◆ **Written problem**: Rewrite each line of the listing below as a JSON list of strings, one string per line, with blank lines left out.

[START]

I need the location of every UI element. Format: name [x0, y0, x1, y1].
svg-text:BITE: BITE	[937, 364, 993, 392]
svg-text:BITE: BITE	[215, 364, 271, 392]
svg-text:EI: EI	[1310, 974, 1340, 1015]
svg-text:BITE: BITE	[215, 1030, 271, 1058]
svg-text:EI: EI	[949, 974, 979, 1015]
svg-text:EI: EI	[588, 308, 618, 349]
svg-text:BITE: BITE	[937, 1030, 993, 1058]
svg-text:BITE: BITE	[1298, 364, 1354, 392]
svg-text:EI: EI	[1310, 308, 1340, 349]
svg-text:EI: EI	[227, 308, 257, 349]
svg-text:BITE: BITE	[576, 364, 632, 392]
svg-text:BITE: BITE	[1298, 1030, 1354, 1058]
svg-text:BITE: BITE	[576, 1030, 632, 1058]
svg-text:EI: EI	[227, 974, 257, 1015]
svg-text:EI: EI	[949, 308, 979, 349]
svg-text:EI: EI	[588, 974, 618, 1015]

[END]

◆ **Completed task**:
[
  "I need the location of every UI element. Format: name [x0, y0, x1, y1].",
  "svg-text:BITE: BITE\t[937, 364, 993, 392]",
  "svg-text:BITE: BITE\t[215, 364, 271, 392]",
  "svg-text:EI: EI\t[1310, 974, 1340, 1015]",
  "svg-text:BITE: BITE\t[215, 1030, 271, 1058]",
  "svg-text:EI: EI\t[949, 974, 979, 1015]",
  "svg-text:EI: EI\t[588, 308, 618, 349]",
  "svg-text:BITE: BITE\t[937, 1030, 993, 1058]",
  "svg-text:BITE: BITE\t[1298, 364, 1354, 392]",
  "svg-text:EI: EI\t[1310, 308, 1340, 349]",
  "svg-text:EI: EI\t[227, 308, 257, 349]",
  "svg-text:BITE: BITE\t[576, 364, 632, 392]",
  "svg-text:BITE: BITE\t[1298, 1030, 1354, 1058]",
  "svg-text:BITE: BITE\t[576, 1030, 632, 1058]",
  "svg-text:EI: EI\t[227, 974, 257, 1015]",
  "svg-text:EI: EI\t[949, 308, 979, 349]",
  "svg-text:EI: EI\t[588, 974, 618, 1015]"
]